The song is dedicated to events unfolding in a flooded mountain cave in northern Thailand, where 12 boys aged 11-16 and their soccer coach disappeare­d a week ago. It was written and performed by students at Lek Nai Tung Kwang school across the kingdom in Buriram province.

The music video has played on national newscasts during round-the-clock coverage of the search and rescue operation at the Tham Luang Nang Non cave in far northern Chiang Rai province.

It is part of an outpouring of hope, empathy and concern across the south-east Asian nation for the boys, their families and the army of people working to bring them home.

“We’re worried. Everybody wants to hear good news,” said Keeta Wariburee, a teacher at the school that produced the video. “We want to help them, but if we went up there we’d probably just get in the way. So we’re doing what we can by sending encouragem­ent.”

## [AIM 1]
Answer these questions from the article about the song for the boys in the Thai cave:
(a) Students at which school wrote and performed the song?
(b) In which province is the Tham Luang Nang Non cave?
(c) What role does Keeta Wariburee hold?
## [AIM 2]
Carry on the article about the song for the boys in the Thai cave, starting after its final sentence.

## [DATA PROVIDED]

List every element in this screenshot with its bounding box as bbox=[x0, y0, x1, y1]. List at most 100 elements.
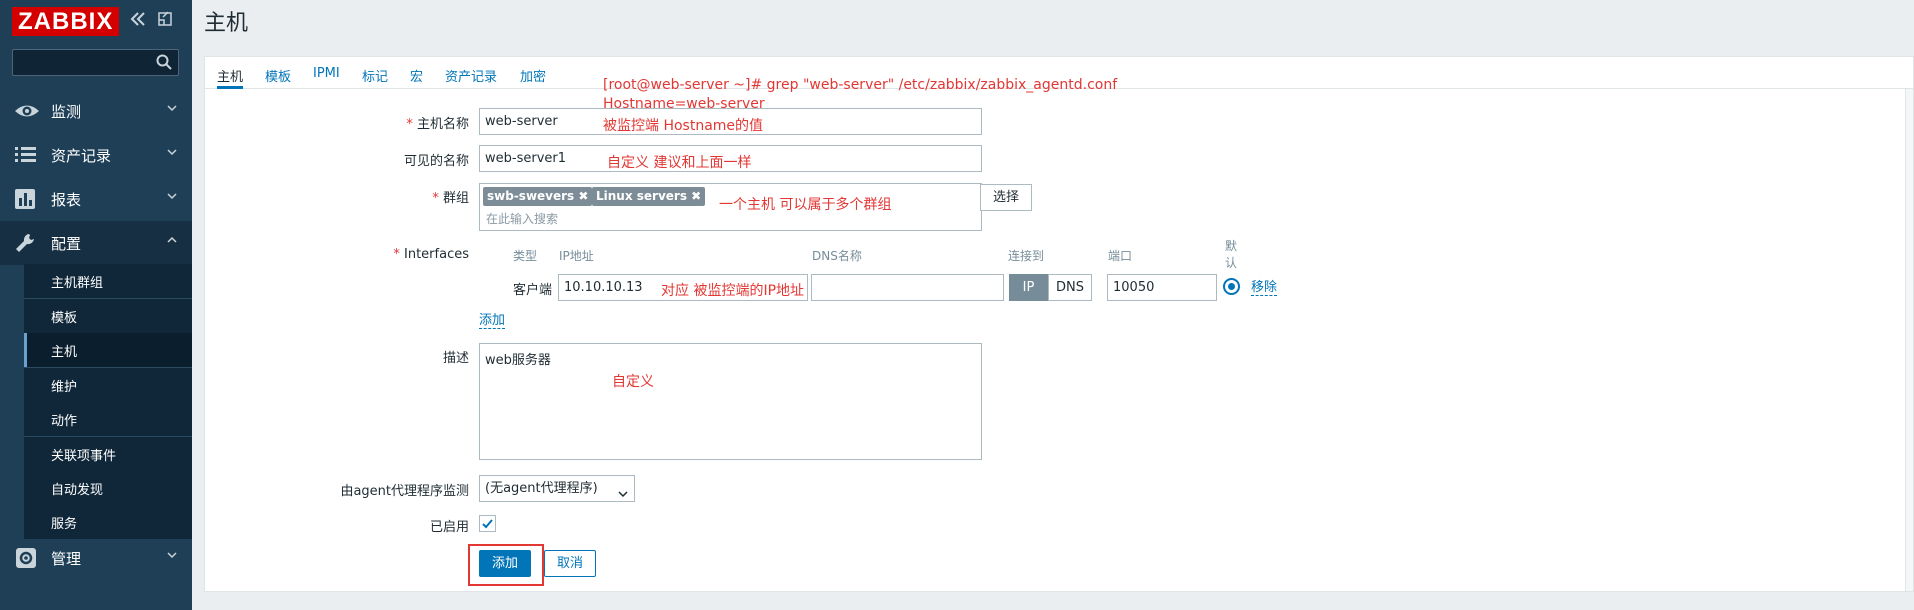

## [EXERCISE RESPONSE 1]
(a) Lek Nai Tung Kwang school, in Buriram province.
(b) Chiang Rai province, in the far north of Thailand.
(c) Keeta Wariburee is a teacher at the school that produced the video.

## [EXERCISE RESPONSE 2]
Rescuers including elite Thai navy divers, a US military team and British cave experts have been frustrated by incessant rain that has flooded the cave and made locating the boys more difficult.

Despite efforts to drain the water, muddy floodwater­s reached near the entrance of the cave while rescuers kept trying to find hidden shafts in the green mountainsi­de to access the cavern. In a desperate move, officials dropped into the shafts care packages stuffed with food, beverages, a phone, a flashlight, candles, a lighter and a map of the cave.

For a country that has been deeply divided by political strife, the sight of mud-caked soldiers and volunteers working in pouring rain has filled Thais with both pride and a sense of common cause.